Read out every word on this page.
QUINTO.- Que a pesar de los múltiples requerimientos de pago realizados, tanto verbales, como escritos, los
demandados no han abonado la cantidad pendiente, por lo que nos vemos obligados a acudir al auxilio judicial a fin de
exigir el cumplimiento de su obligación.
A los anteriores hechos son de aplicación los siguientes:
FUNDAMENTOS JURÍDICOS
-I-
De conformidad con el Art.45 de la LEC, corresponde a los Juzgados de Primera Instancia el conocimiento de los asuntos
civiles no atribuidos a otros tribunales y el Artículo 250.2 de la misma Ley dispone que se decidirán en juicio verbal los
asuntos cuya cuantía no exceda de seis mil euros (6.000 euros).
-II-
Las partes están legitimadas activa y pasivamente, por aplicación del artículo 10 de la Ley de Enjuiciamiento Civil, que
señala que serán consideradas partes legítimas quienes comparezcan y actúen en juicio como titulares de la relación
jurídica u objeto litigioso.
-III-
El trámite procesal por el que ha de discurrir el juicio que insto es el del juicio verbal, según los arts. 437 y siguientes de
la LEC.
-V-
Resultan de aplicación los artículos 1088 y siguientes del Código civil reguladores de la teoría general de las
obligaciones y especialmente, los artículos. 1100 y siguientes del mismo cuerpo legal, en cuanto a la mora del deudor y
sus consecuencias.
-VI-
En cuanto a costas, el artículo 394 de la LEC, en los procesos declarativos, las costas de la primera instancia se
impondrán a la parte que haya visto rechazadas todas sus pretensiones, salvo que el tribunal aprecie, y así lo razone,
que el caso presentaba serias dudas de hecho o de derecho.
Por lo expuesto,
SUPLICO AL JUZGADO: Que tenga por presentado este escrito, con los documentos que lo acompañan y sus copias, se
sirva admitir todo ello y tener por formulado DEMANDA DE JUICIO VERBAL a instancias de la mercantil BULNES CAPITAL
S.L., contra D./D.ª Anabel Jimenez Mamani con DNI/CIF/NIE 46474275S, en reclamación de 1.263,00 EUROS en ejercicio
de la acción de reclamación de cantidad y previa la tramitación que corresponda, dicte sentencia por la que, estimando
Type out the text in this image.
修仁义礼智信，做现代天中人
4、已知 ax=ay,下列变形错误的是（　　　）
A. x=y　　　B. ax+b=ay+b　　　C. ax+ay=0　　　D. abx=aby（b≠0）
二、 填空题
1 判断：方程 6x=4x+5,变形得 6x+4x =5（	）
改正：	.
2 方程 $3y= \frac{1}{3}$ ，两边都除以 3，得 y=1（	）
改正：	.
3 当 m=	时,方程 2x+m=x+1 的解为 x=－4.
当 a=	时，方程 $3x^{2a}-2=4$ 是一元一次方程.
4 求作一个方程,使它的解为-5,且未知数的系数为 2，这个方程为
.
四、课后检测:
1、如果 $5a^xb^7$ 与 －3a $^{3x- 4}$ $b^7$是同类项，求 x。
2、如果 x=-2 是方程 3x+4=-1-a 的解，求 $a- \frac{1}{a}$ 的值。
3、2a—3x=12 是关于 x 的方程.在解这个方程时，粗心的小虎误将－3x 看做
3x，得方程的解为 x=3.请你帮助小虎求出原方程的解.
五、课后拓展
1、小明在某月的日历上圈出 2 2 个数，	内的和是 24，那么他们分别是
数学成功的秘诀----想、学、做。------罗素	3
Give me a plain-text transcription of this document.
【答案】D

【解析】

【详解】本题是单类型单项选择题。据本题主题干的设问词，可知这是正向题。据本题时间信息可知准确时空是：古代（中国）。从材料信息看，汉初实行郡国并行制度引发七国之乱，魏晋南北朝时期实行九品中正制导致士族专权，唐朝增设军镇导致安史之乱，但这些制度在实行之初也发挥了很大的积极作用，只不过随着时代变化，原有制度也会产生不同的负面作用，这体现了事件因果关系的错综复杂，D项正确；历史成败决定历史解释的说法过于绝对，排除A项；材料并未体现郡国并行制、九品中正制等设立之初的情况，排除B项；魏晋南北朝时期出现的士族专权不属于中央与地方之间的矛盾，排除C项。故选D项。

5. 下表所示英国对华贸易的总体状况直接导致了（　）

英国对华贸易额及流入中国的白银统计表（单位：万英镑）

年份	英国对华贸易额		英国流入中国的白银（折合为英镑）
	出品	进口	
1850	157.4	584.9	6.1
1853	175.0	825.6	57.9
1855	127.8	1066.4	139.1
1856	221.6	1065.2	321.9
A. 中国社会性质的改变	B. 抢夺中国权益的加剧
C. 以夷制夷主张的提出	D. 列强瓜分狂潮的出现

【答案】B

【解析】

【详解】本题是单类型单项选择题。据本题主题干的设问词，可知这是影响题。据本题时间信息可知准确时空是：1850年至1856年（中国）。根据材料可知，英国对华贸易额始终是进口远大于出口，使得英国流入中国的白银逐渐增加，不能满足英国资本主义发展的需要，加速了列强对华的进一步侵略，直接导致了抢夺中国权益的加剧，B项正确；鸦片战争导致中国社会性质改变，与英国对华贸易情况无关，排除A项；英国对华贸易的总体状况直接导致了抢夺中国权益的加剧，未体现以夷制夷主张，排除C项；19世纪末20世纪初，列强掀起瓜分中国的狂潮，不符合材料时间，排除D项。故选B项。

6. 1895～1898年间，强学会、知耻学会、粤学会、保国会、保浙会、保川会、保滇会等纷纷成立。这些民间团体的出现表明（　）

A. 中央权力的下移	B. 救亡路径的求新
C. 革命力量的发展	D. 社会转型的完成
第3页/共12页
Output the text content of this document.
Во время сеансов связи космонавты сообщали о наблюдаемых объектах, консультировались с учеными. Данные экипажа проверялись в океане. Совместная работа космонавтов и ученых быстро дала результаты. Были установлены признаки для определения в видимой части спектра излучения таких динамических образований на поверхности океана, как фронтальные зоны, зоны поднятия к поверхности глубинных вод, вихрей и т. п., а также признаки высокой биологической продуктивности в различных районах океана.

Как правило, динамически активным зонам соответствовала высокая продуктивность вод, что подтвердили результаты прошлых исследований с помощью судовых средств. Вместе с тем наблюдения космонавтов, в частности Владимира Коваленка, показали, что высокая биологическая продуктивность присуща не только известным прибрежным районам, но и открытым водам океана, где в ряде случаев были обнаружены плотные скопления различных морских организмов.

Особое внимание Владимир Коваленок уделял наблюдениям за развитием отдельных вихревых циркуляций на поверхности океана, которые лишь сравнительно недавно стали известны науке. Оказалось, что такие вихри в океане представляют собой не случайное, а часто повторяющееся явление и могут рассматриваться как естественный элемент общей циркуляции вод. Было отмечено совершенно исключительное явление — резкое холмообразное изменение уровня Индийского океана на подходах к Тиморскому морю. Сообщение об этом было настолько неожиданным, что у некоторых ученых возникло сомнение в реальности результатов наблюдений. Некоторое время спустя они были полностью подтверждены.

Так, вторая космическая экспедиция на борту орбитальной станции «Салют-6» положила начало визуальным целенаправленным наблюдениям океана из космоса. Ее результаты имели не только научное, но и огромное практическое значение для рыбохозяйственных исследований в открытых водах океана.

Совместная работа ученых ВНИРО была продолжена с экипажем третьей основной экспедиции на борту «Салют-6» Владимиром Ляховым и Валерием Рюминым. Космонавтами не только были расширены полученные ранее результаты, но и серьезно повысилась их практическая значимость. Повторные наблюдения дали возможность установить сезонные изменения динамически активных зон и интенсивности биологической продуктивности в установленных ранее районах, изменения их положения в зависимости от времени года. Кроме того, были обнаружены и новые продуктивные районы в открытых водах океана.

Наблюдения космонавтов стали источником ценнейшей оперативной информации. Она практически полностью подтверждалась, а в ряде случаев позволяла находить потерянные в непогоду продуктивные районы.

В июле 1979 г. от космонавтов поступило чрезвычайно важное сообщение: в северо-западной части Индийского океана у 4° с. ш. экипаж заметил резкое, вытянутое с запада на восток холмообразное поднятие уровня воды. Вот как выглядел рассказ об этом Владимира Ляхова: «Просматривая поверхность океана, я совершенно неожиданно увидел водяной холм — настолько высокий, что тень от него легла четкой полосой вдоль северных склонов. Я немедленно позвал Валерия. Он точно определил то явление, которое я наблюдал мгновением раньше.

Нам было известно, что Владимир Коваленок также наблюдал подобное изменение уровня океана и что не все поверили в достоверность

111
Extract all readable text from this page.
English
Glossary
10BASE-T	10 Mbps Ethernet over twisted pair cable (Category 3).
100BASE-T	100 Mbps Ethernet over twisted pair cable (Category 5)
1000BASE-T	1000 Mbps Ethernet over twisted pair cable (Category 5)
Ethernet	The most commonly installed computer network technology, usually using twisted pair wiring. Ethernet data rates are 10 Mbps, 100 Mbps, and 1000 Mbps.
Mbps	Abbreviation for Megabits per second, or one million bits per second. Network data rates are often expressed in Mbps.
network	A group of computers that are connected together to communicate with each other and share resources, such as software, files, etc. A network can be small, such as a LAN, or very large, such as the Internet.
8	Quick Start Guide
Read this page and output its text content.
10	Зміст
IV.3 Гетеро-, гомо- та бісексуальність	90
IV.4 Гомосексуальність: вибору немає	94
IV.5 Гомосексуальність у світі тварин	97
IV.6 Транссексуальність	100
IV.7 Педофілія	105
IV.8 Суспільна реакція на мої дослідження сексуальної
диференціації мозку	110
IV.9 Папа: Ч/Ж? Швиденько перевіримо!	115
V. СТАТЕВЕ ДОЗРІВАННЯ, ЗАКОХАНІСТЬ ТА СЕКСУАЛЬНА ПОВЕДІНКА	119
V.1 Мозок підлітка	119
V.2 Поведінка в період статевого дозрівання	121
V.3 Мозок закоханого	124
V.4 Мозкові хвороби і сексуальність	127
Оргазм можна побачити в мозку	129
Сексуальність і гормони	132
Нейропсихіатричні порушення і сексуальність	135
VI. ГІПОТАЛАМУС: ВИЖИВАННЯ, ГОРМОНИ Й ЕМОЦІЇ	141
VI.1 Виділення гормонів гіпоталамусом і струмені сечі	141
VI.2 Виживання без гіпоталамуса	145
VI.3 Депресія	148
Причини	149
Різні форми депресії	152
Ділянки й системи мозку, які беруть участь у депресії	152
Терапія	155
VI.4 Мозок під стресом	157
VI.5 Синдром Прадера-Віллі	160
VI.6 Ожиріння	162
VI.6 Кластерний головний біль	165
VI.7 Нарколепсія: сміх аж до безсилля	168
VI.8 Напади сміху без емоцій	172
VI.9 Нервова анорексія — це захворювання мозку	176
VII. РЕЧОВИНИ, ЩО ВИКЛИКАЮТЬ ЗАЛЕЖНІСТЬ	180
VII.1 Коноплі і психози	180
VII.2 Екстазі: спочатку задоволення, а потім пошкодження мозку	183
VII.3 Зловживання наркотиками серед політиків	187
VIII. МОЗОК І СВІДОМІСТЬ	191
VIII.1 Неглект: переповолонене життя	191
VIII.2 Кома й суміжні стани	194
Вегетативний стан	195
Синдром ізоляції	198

* * * *

→ To be done
Choose all lines containing the string "Синдром" and copy them out.

→ Result of this task
VI.5 Синдром Прадера-Віллі	160
Синдром ізоляції	198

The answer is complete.